- [EXERCISE DETAILS]: Write out the listing in full, matching it word for word.
>> start
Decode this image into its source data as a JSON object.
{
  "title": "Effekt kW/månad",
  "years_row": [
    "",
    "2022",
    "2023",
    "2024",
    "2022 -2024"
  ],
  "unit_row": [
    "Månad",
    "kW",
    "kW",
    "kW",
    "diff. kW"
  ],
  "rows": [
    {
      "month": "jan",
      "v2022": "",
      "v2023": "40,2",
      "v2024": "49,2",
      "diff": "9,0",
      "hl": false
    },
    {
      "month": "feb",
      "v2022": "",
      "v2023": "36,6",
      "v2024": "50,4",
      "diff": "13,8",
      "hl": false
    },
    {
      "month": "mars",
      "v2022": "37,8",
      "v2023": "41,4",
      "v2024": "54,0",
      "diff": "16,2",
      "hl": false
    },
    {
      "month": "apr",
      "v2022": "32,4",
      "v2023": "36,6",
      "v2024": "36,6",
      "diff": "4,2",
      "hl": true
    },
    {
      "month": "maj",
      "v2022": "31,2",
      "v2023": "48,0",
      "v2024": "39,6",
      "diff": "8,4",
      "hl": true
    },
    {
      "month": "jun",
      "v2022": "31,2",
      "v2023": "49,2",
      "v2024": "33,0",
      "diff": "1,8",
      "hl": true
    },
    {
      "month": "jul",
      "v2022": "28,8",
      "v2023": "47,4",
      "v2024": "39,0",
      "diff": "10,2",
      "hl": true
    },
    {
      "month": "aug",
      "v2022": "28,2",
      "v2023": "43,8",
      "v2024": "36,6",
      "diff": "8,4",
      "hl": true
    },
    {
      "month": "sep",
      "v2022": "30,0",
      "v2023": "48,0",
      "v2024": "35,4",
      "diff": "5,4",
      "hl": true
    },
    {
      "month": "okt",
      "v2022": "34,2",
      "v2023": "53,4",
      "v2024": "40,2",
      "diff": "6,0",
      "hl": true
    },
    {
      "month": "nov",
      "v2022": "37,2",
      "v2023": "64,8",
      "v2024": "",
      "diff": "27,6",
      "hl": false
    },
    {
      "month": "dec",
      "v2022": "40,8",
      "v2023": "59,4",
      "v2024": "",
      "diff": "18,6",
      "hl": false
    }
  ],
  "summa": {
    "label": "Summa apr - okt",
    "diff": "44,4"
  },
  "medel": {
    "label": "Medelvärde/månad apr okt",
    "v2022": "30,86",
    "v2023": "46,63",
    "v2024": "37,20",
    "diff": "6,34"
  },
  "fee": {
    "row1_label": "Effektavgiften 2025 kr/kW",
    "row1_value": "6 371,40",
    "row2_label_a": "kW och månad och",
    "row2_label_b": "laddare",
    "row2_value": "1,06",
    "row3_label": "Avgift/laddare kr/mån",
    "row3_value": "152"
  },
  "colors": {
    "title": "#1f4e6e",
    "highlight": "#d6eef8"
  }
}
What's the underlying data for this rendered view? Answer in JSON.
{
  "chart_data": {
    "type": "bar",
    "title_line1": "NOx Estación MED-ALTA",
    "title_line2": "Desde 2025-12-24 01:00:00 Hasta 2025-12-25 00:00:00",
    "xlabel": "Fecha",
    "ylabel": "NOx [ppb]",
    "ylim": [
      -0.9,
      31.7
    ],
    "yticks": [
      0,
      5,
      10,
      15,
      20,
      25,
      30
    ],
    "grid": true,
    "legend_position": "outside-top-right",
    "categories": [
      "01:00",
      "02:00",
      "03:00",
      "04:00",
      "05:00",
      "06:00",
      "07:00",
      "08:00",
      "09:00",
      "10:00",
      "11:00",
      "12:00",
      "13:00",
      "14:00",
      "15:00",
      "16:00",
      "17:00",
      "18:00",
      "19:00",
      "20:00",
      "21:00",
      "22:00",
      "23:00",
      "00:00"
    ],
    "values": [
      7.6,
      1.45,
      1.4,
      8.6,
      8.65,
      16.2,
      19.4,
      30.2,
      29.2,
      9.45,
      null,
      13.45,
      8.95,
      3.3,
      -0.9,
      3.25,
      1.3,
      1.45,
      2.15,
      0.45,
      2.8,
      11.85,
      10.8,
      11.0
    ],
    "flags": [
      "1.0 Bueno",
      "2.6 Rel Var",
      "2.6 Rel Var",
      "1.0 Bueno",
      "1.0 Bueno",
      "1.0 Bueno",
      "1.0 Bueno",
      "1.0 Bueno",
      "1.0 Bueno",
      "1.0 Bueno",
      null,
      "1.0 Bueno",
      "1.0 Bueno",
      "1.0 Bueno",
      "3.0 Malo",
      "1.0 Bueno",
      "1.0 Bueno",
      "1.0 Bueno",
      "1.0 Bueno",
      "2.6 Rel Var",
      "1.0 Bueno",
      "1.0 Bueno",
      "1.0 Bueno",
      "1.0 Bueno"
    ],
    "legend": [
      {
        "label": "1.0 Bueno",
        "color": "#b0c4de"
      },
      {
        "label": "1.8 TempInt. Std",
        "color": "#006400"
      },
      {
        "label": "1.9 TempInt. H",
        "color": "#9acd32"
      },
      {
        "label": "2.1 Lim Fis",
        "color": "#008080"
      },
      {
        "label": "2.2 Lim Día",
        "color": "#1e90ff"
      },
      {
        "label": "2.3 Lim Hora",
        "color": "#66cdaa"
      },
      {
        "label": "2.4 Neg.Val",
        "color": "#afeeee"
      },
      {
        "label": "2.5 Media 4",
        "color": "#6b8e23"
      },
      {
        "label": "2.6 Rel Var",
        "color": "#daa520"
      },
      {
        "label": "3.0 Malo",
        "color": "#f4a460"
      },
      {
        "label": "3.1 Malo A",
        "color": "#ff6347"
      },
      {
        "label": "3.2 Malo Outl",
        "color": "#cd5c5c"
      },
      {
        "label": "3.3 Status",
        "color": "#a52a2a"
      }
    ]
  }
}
>> end
- [TASK RESPONSE]:
Decode this image into its source data as a JSON object.
{
  "title": "Effekt kW/månad",
  "years_row": [
    "",
    "2022",
    "2023",
    "2024",
    "2022 -2024"
  ],
  "unit_row": [
    "Månad",
    "kW",
    "kW",
    "kW",
    "diff. kW"
  ],
  "rows": [
    {
      "month": "jan",
      "v2022": "",
      "v2023": "40,2",
      "v2024": "49,2",
      "diff": "9,0",
      "hl": false
    },
    {
      "month": "feb",
      "v2022": "",
      "v2023": "36,6",
      "v2024": "50,4",
      "diff": "13,8",
      "hl": false
    },
    {
      "month": "mars",
      "v2022": "37,8",
      "v2023": "41,4",
      "v2024": "54,0",
      "diff": "16,2",
      "hl": false
    },
    {
      "month": "apr",
      "v2022": "32,4",
      "v2023": "36,6",
      "v2024": "36,6",
      "diff": "4,2",
      "hl": true
    },
    {
      "month": "maj",
      "v2022": "31,2",
      "v2023": "48,0",
      "v2024": "39,6",
      "diff": "8,4",
      "hl": true
    },
    {
      "month": "jun",
      "v2022": "31,2",
      "v2023": "49,2",
      "v2024": "33,0",
      "diff": "1,8",
      "hl": true
    },
    {
      "month": "jul",
      "v2022": "28,8",
      "v2023": "47,4",
      "v2024": "39,0",
      "diff": "10,2",
      "hl": true
    },
    {
      "month": "aug",
      "v2022": "28,2",
      "v2023": "43,8",
      "v2024": "36,6",
      "diff": "8,4",
      "hl": true
    },
    {
      "month": "sep",
      "v2022": "30,0",
      "v2023": "48,0",
      "v2024": "35,4",
      "diff": "5,4",
      "hl": true
    },
    {
      "month": "okt",
      "v2022": "34,2",
      "v2023": "53,4",
      "v2024": "40,2",
      "diff": "6,0",
      "hl": true
    },
    {
      "month": "nov",
      "v2022": "37,2",
      "v2023": "64,8",
      "v2024": "",
      "diff": "27,6",
      "hl": false
    },
    {
      "month": "dec",
      "v2022": "40,8",
      "v2023": "59,4",
      "v2024": "",
      "diff": "18,6",
      "hl": false
    }
  ],
  "summa": {
    "label": "Summa apr - okt",
    "diff": "44,4"
  },
  "medel": {
    "label": "Medelvärde/månad apr okt",
    "v2022": "30,86",
    "v2023": "46,63",
    "v2024": "37,20",
    "diff": "6,34"
  },
  "fee": {
    "row1_label": "Effektavgiften 2025 kr/kW",
    "row1_value": "6 371,40",
    "row2_label_a": "kW och månad och",
    "row2_label_b": "laddare",
    "row2_value": "1,06",
    "row3_label": "Avgift/laddare kr/mån",
    "row3_value": "152"
  },
  "colors": {
    "title": "#1f4e6e",
    "highlight": "#d6eef8"
  }
}
What's the underlying data for this rendered view? Answer in JSON.
{
  "chart_data": {
    "type": "bar",
    "title_line1": "NOx Estación MED-ALTA",
    "title_line2": "Desde 2025-12-24 01:00:00 Hasta 2025-12-25 00:00:00",
    "xlabel": "Fecha",
    "ylabel": "NOx [ppb]",
    "ylim": [
      -0.9,
      31.7
    ],
    "yticks": [
      0,
      5,
      10,
      15,
      20,
      25,
      30
    ],
    "grid": true,
    "legend_position": "outside-top-right",
    "categories": [
      "01:00",
      "02:00",
      "03:00",
      "04:00",
      "05:00",
      "06:00",
      "07:00",
      "08:00",
      "09:00",
      "10:00",
      "11:00",
      "12:00",
      "13:00",
      "14:00",
      "15:00",
      "16:00",
      "17:00",
      "18:00",
      "19:00",
      "20:00",
      "21:00",
      "22:00",
      "23:00",
      "00:00"
    ],
    "values": [
      7.6,
      1.45,
      1.4,
      8.6,
      8.65,
      16.2,
      19.4,
      30.2,
      29.2,
      9.45,
      null,
      13.45,
      8.95,
      3.3,
      -0.9,
      3.25,
      1.3,
      1.45,
      2.15,
      0.45,
      2.8,
      11.85,
      10.8,
      11.0
    ],
    "flags": [
      "1.0 Bueno",
      "2.6 Rel Var",
      "2.6 Rel Var",
      "1.0 Bueno",
      "1.0 Bueno",
      "1.0 Bueno",
      "1.0 Bueno",
      "1.0 Bueno",
      "1.0 Bueno",
      "1.0 Bueno",
      null,
      "1.0 Bueno",
      "1.0 Bueno",
      "1.0 Bueno",
      "3.0 Malo",
      "1.0 Bueno",
      "1.0 Bueno",
      "1.0 Bueno",
      "1.0 Bueno",
      "2.6 Rel Var",
      "1.0 Bueno",
      "1.0 Bueno",
      "1.0 Bueno",
      "1.0 Bueno"
    ],
    "legend": [
      {
        "label": "1.0 Bueno",
        "color": "#b0c4de"
      },
      {
        "label": "1.8 TempInt. Std",
        "color": "#006400"
      },
      {
        "label": "1.9 TempInt. H",
        "color": "#9acd32"
      },
      {
        "label": "2.1 Lim Fis",
        "color": "#008080"
      },
      {
        "label": "2.2 Lim Día",
        "color": "#1e90ff"
      },
      {
        "label": "2.3 Lim Hora",
        "color": "#66cdaa"
      },
      {
        "label": "2.4 Neg.Val",
        "color": "#afeeee"
      },
      {
        "label": "2.5 Media 4",
        "color": "#6b8e23"
      },
      {
        "label": "2.6 Rel Var",
        "color": "#daa520"
      },
      {
        "label": "3.0 Malo",
        "color": "#f4a460"
      },
      {
        "label": "3.1 Malo A",
        "color": "#ff6347"
      },
      {
        "label": "3.2 Malo Outl",
        "color": "#cd5c5c"
      },
      {
        "label": "3.3 Status",
        "color": "#a52a2a"
      }
    ]
  }
}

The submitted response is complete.